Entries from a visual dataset
——

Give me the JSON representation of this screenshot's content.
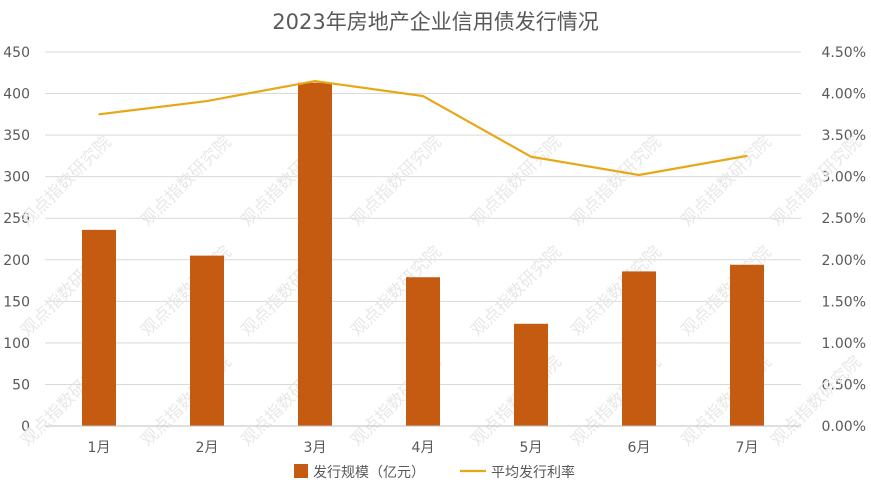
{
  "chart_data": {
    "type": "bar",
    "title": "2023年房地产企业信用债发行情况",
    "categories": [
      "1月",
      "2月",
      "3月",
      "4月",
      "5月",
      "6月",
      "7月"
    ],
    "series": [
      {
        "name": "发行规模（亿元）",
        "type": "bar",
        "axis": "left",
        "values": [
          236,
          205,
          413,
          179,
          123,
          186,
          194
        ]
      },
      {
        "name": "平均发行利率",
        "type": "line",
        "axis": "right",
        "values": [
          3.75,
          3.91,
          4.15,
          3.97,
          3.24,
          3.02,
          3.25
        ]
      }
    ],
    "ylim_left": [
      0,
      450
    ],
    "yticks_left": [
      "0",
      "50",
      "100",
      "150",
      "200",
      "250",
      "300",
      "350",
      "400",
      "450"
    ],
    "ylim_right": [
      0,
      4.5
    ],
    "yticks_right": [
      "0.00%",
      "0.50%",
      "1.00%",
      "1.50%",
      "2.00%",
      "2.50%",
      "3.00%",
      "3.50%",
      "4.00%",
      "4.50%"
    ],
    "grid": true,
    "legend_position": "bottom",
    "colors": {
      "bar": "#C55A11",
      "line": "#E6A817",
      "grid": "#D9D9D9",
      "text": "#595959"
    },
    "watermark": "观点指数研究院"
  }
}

——

§ EXERCISE OBJECTIVE
Exactly reproduce the entries above, minus the pictures.

§ CORRECT OUTPUT
Give me the JSON representation of this screenshot's content.
{
  "chart_data": {
    "type": "bar",
    "title": "2023年房地产企业信用债发行情况",
    "categories": [
      "1月",
      "2月",
      "3月",
      "4月",
      "5月",
      "6月",
      "7月"
    ],
    "series": [
      {
        "name": "发行规模（亿元）",
        "type": "bar",
        "axis": "left",
        "values": [
          236,
          205,
          413,
          179,
          123,
          186,
          194
        ]
      },
      {
        "name": "平均发行利率",
        "type": "line",
        "axis": "right",
        "values": [
          3.75,
          3.91,
          4.15,
          3.97,
          3.24,
          3.02,
          3.25
        ]
      }
    ],
    "ylim_left": [
      0,
      450
    ],
    "yticks_left": [
      "0",
      "50",
      "100",
      "150",
      "200",
      "250",
      "300",
      "350",
      "400",
      "450"
    ],
    "ylim_right": [
      0,
      4.5
    ],
    "yticks_right": [
      "0.00%",
      "0.50%",
      "1.00%",
      "1.50%",
      "2.00%",
      "2.50%",
      "3.00%",
      "3.50%",
      "4.00%",
      "4.50%"
    ],
    "grid": true,
    "legend_position": "bottom",
    "colors": {
      "bar": "#C55A11",
      "line": "#E6A817",
      "grid": "#D9D9D9",
      "text": "#595959"
    },
    "watermark": "观点指数研究院"
  }
}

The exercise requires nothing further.